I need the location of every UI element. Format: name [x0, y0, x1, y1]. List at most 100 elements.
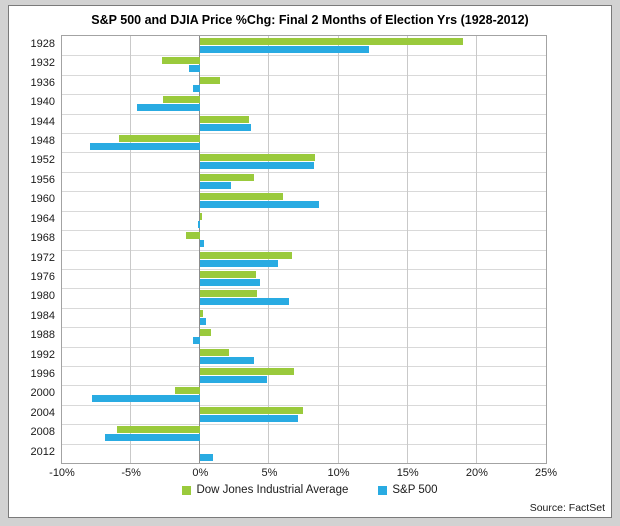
- row-separator: [62, 55, 546, 57]
- bar-sp500-1972: [200, 259, 278, 267]
- bar-sp500-1940: [136, 104, 201, 112]
- y-label-1936: 1936: [30, 76, 55, 89]
- row-separator: [62, 424, 546, 426]
- y-label-1988: 1988: [30, 329, 55, 342]
- chart-title: S&P 500 and DJIA Price %Chg: Final 2 Mon…: [91, 13, 529, 27]
- bar-sp500-1992: [200, 356, 255, 364]
- bar-sp500-2004: [200, 414, 299, 422]
- x-tick-5%: 5%: [261, 467, 278, 479]
- bar-djia-1964: [200, 212, 202, 220]
- y-label-2000: 2000: [30, 387, 55, 400]
- row-separator: [62, 249, 546, 251]
- bar-sp500-1968: [200, 240, 205, 248]
- row-separator: [62, 94, 546, 96]
- x-tick-10%: 10%: [327, 467, 350, 479]
- legend-swatch-sp500: [378, 485, 388, 495]
- row-separator: [62, 230, 546, 232]
- bar-djia-1972: [200, 251, 292, 259]
- row-separator: [62, 268, 546, 270]
- bar-djia-1996: [200, 367, 295, 375]
- bar-djia-1932: [161, 57, 201, 65]
- legend-item-djia: Dow Jones Industrial Average: [182, 484, 348, 496]
- bar-sp500-1932: [189, 65, 201, 73]
- row-separator: [62, 385, 546, 387]
- row-separator: [62, 191, 546, 193]
- row-separator: [62, 307, 546, 309]
- y-label-2004: 2004: [30, 406, 55, 419]
- bar-djia-2004: [200, 406, 303, 414]
- legend-label-sp500: S&P 500: [392, 484, 438, 496]
- gridline-10: [337, 36, 339, 463]
- bar-sp500-1980: [200, 298, 289, 306]
- row-separator: [62, 288, 546, 290]
- bar-sp500-1984: [200, 317, 206, 325]
- bar-djia-1984: [200, 309, 204, 317]
- bar-sp500-1976: [200, 278, 260, 286]
- y-label-1944: 1944: [30, 115, 55, 128]
- y-label-1932: 1932: [30, 57, 55, 70]
- bar-sp500-1948: [89, 143, 201, 151]
- x-tick-0%: 0%: [192, 467, 209, 479]
- row-separator: [62, 113, 546, 115]
- y-label-1948: 1948: [30, 135, 55, 148]
- bar-djia-2000: [175, 387, 201, 395]
- x-tick--5%: -5%: [121, 467, 141, 479]
- y-label-1952: 1952: [30, 154, 55, 167]
- row-separator: [62, 327, 546, 329]
- bar-sp500-1928: [200, 46, 369, 53]
- x-tick-25%: 25%: [534, 467, 558, 479]
- y-label-1976: 1976: [30, 270, 55, 283]
- gridline-15: [406, 36, 408, 463]
- row-separator: [62, 404, 546, 406]
- y-label-1972: 1972: [30, 251, 55, 264]
- y-label-2008: 2008: [30, 426, 55, 439]
- row-separator: [62, 74, 546, 76]
- y-label-1980: 1980: [30, 290, 55, 303]
- bar-sp500-1996: [200, 375, 267, 383]
- bar-djia-1960: [200, 193, 284, 201]
- zero-axis-line: [199, 36, 201, 463]
- gridline-5: [268, 36, 270, 463]
- gridline-20: [475, 36, 477, 463]
- row-separator: [62, 210, 546, 212]
- gridline--5: [130, 36, 132, 463]
- bar-djia-1988: [200, 329, 212, 337]
- chart-panel: S&P 500 and DJIA Price %Chg: Final 2 Mon…: [8, 5, 612, 518]
- bar-djia-1948: [118, 135, 201, 143]
- row-separator: [62, 133, 546, 135]
- bar-djia-1940: [162, 96, 201, 104]
- y-label-2012: 2012: [30, 445, 55, 458]
- bar-djia-2008: [117, 426, 201, 434]
- bar-djia-1956: [200, 173, 255, 181]
- source-text: Source: FactSet: [529, 502, 605, 514]
- y-label-1956: 1956: [30, 173, 55, 186]
- chart-legend: Dow Jones Industrial Average S&P 500: [9, 484, 611, 496]
- bar-djia-1944: [200, 115, 249, 123]
- bar-djia-1928: [200, 38, 464, 45]
- bar-djia-1976: [200, 270, 256, 278]
- y-label-1964: 1964: [30, 212, 55, 225]
- row-separator: [62, 443, 546, 445]
- bar-sp500-1944: [200, 123, 252, 131]
- x-tick--10%: -10%: [49, 467, 75, 479]
- y-label-1984: 1984: [30, 309, 55, 322]
- bar-sp500-1960: [200, 201, 320, 209]
- y-label-1940: 1940: [30, 96, 55, 109]
- bar-sp500-2000: [92, 395, 201, 403]
- y-label-1928: 1928: [30, 38, 55, 50]
- x-tick-20%: 20%: [465, 467, 488, 479]
- bar-djia-1952: [200, 154, 316, 162]
- row-separator: [62, 152, 546, 154]
- bar-djia-1936: [200, 76, 220, 84]
- legend-item-sp500: S&P 500: [378, 484, 438, 496]
- row-separator: [62, 171, 546, 173]
- bar-djia-1992: [200, 348, 230, 356]
- x-tick-15%: 15%: [396, 467, 419, 479]
- row-separator: [62, 365, 546, 367]
- y-label-1960: 1960: [30, 193, 55, 206]
- y-label-1992: 1992: [30, 348, 55, 361]
- y-label-1996: 1996: [30, 367, 55, 380]
- bar-sp500-2008: [104, 434, 201, 442]
- bar-sp500-1956: [200, 181, 231, 189]
- bar-djia-1980: [200, 290, 257, 298]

....................

◆ **Problem description**: From the listing above, extract every line that contains the string "Price", treating uppercase and lowercase letters as distinct.

◆ **Result**:
- chart-title: S&P 500 and DJIA Price %Chg: Final 2 Mon…: [91, 13, 529, 27]
- chart-panel: S&P 500 and DJIA Price %Chg: Final 2 Mon…: [8, 5, 612, 518]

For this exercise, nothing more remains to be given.